_Collected data_
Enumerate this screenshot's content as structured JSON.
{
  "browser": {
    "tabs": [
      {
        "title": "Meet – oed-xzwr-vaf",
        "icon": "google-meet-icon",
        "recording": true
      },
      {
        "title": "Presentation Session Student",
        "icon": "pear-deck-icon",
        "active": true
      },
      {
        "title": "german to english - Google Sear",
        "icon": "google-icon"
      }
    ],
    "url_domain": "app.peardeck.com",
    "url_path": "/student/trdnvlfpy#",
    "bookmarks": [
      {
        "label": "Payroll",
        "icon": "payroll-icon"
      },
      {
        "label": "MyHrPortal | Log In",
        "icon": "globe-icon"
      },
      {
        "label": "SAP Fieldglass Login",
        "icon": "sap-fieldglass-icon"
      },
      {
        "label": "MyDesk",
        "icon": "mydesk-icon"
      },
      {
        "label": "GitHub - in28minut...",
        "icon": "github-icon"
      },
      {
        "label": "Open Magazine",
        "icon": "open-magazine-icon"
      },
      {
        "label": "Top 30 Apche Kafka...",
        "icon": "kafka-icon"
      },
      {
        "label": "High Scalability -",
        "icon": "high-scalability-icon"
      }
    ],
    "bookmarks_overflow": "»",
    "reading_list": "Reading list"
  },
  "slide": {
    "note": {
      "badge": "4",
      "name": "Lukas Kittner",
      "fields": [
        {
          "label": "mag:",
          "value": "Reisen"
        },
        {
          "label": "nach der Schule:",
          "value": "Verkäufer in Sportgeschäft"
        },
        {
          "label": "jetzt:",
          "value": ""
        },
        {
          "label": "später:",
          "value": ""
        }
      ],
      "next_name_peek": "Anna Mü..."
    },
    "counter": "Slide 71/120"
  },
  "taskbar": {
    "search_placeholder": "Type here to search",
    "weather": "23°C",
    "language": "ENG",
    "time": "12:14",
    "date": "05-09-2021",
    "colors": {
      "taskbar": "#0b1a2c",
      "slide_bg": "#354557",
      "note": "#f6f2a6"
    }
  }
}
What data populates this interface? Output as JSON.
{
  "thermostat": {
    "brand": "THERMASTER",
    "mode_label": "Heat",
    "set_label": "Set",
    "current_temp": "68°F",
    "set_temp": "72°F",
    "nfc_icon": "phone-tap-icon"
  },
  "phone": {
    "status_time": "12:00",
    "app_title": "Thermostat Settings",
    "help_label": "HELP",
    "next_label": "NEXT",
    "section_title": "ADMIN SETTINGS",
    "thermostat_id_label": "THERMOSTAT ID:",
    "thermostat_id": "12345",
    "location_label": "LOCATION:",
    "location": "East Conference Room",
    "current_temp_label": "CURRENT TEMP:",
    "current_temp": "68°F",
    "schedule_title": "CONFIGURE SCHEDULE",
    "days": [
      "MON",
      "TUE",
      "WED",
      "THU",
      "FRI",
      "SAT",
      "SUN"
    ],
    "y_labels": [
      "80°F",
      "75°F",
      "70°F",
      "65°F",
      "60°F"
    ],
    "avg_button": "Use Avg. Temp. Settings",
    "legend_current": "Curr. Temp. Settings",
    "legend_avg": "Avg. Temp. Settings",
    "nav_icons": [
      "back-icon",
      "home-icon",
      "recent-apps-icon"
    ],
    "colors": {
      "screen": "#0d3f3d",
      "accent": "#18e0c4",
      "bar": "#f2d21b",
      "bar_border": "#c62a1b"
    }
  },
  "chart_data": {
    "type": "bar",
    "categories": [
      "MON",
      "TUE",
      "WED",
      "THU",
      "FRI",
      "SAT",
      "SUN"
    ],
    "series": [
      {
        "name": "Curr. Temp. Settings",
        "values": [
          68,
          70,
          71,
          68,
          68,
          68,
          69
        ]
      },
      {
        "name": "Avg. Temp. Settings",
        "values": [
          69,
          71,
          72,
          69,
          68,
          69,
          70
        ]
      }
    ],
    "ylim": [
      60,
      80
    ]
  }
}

_EXERCISE AIM_
Transcribe all of the lines in the records precisely.

_RESULT_
Enumerate this screenshot's content as structured JSON.
{
  "browser": {
    "tabs": [
      {
        "title": "Meet – oed-xzwr-vaf",
        "icon": "google-meet-icon",
        "recording": true
      },
      {
        "title": "Presentation Session Student",
        "icon": "pear-deck-icon",
        "active": true
      },
      {
        "title": "german to english - Google Sear",
        "icon": "google-icon"
      }
    ],
    "url_domain": "app.peardeck.com",
    "url_path": "/student/trdnvlfpy#",
    "bookmarks": [
      {
        "label": "Payroll",
        "icon": "payroll-icon"
      },
      {
        "label": "MyHrPortal | Log In",
        "icon": "globe-icon"
      },
      {
        "label": "SAP Fieldglass Login",
        "icon": "sap-fieldglass-icon"
      },
      {
        "label": "MyDesk",
        "icon": "mydesk-icon"
      },
      {
        "label": "GitHub - in28minut...",
        "icon": "github-icon"
      },
      {
        "label": "Open Magazine",
        "icon": "open-magazine-icon"
      },
      {
        "label": "Top 30 Apche Kafka...",
        "icon": "kafka-icon"
      },
      {
        "label": "High Scalability -",
        "icon": "high-scalability-icon"
      }
    ],
    "bookmarks_overflow": "»",
    "reading_list": "Reading list"
  },
  "slide": {
    "note": {
      "badge": "4",
      "name": "Lukas Kittner",
      "fields": [
        {
          "label": "mag:",
          "value": "Reisen"
        },
        {
          "label": "nach der Schule:",
          "value": "Verkäufer in Sportgeschäft"
        },
        {
          "label": "jetzt:",
          "value": ""
        },
        {
          "label": "später:",
          "value": ""
        }
      ],
      "next_name_peek": "Anna Mü..."
    },
    "counter": "Slide 71/120"
  },
  "taskbar": {
    "search_placeholder": "Type here to search",
    "weather": "23°C",
    "language": "ENG",
    "time": "12:14",
    "date": "05-09-2021",
    "colors": {
      "taskbar": "#0b1a2c",
      "slide_bg": "#354557",
      "note": "#f6f2a6"
    }
  }
}
What data populates this interface? Output as JSON.
{
  "thermostat": {
    "brand": "THERMASTER",
    "mode_label": "Heat",
    "set_label": "Set",
    "current_temp": "68°F",
    "set_temp": "72°F",
    "nfc_icon": "phone-tap-icon"
  },
  "phone": {
    "status_time": "12:00",
    "app_title": "Thermostat Settings",
    "help_label": "HELP",
    "next_label": "NEXT",
    "section_title": "ADMIN SETTINGS",
    "thermostat_id_label": "THERMOSTAT ID:",
    "thermostat_id": "12345",
    "location_label": "LOCATION:",
    "location": "East Conference Room",
    "current_temp_label": "CURRENT TEMP:",
    "current_temp": "68°F",
    "schedule_title": "CONFIGURE SCHEDULE",
    "days": [
      "MON",
      "TUE",
      "WED",
      "THU",
      "FRI",
      "SAT",
      "SUN"
    ],
    "y_labels": [
      "80°F",
      "75°F",
      "70°F",
      "65°F",
      "60°F"
    ],
    "avg_button": "Use Avg. Temp. Settings",
    "legend_current": "Curr. Temp. Settings",
    "legend_avg": "Avg. Temp. Settings",
    "nav_icons": [
      "back-icon",
      "home-icon",
      "recent-apps-icon"
    ],
    "colors": {
      "screen": "#0d3f3d",
      "accent": "#18e0c4",
      "bar": "#f2d21b",
      "bar_border": "#c62a1b"
    }
  },
  "chart_data": {
    "type": "bar",
    "categories": [
      "MON",
      "TUE",
      "WED",
      "THU",
      "FRI",
      "SAT",
      "SUN"
    ],
    "series": [
      {
        "name": "Curr. Temp. Settings",
        "values": [
          68,
          70,
          71,
          68,
          68,
          68,
          69
        ]
      },
      {
        "name": "Avg. Temp. Settings",
        "values": [
          69,
          71,
          72,
          69,
          68,
          69,
          70
        ]
      }
    ],
    "ylim": [
      60,
      80
    ]
  }
}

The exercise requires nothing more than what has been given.